• _Objective_: Give only the number of lines that hold the word "stars".

• _Items_:
******************************

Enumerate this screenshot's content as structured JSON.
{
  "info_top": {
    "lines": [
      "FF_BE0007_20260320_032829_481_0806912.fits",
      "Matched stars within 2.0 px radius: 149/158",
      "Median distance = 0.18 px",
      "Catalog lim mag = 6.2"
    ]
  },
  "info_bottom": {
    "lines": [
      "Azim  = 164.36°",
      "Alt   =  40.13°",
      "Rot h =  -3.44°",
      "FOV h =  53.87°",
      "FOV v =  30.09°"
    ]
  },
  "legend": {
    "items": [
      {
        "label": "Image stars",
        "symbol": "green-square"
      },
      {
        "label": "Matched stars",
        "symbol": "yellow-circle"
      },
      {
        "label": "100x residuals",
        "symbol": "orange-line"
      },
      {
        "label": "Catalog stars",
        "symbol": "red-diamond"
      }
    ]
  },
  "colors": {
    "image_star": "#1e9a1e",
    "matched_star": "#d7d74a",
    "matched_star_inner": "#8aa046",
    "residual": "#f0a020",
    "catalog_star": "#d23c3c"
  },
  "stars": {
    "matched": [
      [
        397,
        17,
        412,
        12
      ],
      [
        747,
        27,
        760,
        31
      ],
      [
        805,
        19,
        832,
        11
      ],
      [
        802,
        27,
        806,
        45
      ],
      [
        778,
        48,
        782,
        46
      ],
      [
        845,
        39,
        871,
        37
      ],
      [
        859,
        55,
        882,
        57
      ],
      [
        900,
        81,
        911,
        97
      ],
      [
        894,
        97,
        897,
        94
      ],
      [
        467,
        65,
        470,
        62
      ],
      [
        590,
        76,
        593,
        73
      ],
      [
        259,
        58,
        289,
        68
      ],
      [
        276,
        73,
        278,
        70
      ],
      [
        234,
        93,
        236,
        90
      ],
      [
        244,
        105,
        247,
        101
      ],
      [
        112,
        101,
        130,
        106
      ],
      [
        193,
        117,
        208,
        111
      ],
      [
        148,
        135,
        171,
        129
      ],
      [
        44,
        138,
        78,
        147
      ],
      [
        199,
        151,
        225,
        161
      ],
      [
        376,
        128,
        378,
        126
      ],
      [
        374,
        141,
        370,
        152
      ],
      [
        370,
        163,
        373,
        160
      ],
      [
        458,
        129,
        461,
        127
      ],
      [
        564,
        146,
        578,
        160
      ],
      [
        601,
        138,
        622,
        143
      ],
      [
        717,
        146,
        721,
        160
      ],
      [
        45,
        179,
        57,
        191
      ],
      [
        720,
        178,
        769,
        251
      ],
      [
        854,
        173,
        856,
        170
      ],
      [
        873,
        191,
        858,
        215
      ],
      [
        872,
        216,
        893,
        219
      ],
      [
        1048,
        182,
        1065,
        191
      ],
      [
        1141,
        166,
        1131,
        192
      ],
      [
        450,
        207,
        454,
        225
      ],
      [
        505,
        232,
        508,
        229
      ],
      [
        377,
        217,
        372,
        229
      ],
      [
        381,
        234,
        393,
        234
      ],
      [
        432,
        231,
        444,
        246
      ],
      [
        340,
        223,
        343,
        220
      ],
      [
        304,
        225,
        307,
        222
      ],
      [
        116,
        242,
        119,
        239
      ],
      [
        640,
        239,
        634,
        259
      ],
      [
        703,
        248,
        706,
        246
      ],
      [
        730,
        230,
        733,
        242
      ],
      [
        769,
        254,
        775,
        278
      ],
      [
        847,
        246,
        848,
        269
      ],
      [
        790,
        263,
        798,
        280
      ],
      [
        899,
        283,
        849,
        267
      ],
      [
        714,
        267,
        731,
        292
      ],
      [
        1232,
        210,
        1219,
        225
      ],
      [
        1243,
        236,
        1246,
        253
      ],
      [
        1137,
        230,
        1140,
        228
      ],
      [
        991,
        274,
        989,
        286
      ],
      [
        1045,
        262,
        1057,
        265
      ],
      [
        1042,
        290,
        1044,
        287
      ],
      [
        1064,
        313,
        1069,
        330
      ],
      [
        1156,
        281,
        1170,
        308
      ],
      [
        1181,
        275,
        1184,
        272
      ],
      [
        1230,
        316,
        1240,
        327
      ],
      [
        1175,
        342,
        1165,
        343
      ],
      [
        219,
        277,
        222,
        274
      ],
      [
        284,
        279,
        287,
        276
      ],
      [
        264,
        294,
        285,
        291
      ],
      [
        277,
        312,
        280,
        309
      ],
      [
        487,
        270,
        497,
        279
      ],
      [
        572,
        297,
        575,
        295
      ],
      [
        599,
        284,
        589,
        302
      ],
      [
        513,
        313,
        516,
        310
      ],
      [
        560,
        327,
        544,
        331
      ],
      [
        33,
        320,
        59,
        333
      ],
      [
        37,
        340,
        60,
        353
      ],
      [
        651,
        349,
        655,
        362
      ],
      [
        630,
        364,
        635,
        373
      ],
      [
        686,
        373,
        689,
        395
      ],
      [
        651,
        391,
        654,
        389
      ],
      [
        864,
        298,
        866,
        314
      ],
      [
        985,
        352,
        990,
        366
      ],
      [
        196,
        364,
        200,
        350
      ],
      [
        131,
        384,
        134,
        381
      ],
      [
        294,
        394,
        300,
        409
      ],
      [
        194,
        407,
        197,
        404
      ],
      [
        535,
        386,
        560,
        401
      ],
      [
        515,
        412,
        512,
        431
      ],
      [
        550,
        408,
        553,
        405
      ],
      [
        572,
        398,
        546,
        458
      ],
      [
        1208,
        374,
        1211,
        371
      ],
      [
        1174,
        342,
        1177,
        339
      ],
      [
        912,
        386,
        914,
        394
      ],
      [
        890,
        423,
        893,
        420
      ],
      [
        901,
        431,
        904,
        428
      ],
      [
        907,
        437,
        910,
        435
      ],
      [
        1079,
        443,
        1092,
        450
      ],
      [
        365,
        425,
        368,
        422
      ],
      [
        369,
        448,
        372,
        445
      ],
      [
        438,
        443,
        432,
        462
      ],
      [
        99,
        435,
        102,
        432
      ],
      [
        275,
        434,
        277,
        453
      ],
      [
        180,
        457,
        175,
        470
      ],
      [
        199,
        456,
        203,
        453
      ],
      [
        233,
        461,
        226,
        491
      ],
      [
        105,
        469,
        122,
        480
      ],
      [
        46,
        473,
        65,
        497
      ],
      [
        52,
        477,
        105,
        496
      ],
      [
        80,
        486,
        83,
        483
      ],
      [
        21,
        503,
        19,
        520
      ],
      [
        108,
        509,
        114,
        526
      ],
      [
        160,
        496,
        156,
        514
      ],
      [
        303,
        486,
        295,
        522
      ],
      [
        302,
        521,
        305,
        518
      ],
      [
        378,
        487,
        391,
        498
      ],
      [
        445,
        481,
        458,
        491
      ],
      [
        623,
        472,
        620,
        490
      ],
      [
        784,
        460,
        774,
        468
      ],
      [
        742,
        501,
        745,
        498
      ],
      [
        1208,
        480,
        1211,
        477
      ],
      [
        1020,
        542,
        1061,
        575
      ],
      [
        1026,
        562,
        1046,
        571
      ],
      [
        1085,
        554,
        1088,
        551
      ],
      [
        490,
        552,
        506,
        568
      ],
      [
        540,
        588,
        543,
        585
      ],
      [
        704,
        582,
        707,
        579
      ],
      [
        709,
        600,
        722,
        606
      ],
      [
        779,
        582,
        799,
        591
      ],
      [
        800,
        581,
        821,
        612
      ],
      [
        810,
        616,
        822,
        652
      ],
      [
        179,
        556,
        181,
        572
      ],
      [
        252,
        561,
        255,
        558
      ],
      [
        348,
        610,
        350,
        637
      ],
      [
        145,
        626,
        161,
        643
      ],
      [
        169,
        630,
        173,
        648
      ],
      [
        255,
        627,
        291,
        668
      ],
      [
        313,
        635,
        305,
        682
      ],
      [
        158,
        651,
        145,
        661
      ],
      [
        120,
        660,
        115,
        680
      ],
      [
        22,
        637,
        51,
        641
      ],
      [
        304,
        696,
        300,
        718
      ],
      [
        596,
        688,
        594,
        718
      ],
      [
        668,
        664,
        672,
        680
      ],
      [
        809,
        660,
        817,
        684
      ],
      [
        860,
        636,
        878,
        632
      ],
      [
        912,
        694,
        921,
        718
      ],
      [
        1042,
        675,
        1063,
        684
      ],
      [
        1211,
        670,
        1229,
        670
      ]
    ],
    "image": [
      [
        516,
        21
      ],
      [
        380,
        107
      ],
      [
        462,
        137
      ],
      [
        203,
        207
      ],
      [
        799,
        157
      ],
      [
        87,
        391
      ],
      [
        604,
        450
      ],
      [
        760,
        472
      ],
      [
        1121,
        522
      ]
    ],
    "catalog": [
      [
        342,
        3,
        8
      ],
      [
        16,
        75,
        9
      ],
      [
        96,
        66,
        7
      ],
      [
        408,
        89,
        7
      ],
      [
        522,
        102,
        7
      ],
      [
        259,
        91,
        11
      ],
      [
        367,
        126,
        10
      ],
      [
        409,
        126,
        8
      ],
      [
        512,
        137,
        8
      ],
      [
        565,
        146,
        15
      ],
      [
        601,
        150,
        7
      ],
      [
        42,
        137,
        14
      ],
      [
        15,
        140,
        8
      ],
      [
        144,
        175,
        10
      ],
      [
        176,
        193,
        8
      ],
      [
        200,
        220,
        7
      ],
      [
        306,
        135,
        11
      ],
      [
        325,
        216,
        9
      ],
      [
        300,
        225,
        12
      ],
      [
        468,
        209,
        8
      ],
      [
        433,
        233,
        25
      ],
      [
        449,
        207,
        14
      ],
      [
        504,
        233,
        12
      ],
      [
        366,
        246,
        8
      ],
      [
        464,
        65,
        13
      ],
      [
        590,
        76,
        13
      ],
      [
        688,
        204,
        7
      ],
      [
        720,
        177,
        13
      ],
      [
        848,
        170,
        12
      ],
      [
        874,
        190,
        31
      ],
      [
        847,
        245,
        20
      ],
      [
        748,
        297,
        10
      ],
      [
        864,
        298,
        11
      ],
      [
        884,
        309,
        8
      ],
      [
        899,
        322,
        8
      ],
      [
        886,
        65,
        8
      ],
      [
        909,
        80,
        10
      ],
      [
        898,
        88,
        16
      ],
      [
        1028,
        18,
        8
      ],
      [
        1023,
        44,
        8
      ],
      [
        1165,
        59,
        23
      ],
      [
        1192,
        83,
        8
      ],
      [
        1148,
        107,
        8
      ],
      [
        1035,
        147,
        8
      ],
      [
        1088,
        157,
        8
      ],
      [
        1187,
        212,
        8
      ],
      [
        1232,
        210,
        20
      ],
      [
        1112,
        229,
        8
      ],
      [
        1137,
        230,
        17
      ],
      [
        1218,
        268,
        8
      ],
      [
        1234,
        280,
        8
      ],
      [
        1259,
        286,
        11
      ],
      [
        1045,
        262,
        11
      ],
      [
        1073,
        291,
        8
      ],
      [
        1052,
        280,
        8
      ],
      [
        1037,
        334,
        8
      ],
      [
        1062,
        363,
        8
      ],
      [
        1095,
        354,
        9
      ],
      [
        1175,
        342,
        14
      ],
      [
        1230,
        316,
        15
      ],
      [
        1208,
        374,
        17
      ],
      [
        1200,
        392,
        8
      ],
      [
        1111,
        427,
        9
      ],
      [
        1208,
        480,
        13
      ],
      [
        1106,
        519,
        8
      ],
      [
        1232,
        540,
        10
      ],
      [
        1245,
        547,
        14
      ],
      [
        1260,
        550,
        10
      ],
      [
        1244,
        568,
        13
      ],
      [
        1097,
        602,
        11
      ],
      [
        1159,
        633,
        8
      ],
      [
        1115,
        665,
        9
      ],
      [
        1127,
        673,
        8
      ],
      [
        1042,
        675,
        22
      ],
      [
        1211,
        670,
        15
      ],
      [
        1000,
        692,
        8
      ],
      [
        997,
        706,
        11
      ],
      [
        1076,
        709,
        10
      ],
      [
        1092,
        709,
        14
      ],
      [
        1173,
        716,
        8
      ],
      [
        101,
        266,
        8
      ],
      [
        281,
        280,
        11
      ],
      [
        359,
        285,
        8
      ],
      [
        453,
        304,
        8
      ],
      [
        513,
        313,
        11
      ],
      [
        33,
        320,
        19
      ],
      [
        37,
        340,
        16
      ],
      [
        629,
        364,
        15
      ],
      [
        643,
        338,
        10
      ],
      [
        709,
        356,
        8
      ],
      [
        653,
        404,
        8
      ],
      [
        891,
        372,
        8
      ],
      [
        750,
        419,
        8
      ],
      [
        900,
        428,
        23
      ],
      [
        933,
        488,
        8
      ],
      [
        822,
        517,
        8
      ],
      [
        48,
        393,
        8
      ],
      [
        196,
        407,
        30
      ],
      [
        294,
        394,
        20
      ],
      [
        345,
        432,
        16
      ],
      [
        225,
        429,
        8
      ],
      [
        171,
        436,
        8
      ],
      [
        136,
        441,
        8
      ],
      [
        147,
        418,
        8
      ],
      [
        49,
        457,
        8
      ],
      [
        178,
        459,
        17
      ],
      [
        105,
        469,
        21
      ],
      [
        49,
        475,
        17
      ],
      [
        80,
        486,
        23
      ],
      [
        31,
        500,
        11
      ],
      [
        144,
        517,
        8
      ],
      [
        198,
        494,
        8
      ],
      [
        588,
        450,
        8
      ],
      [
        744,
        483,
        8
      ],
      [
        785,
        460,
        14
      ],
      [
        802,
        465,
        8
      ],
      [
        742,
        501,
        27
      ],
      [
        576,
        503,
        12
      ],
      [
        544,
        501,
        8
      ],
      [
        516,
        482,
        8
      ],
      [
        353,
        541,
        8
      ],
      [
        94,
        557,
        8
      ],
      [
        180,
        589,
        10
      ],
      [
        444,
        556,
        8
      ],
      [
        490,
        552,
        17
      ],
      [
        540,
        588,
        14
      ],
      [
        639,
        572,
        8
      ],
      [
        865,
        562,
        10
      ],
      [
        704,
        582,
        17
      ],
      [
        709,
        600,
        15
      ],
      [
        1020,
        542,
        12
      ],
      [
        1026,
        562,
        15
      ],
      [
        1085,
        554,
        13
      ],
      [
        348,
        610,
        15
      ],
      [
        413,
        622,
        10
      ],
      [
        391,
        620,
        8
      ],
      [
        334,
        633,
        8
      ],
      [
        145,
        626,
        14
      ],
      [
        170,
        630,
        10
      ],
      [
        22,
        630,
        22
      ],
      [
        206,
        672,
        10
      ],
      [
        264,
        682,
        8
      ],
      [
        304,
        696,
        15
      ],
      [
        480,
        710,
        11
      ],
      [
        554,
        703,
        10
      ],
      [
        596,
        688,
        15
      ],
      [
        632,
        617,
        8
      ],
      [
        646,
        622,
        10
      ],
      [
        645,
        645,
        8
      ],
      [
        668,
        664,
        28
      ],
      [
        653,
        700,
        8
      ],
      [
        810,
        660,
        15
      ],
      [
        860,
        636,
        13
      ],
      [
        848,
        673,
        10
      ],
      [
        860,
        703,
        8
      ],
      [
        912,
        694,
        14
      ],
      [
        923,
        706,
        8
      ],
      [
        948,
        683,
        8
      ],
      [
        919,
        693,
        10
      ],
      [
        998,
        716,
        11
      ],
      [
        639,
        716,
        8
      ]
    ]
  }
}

******************************

• _Result below_: 5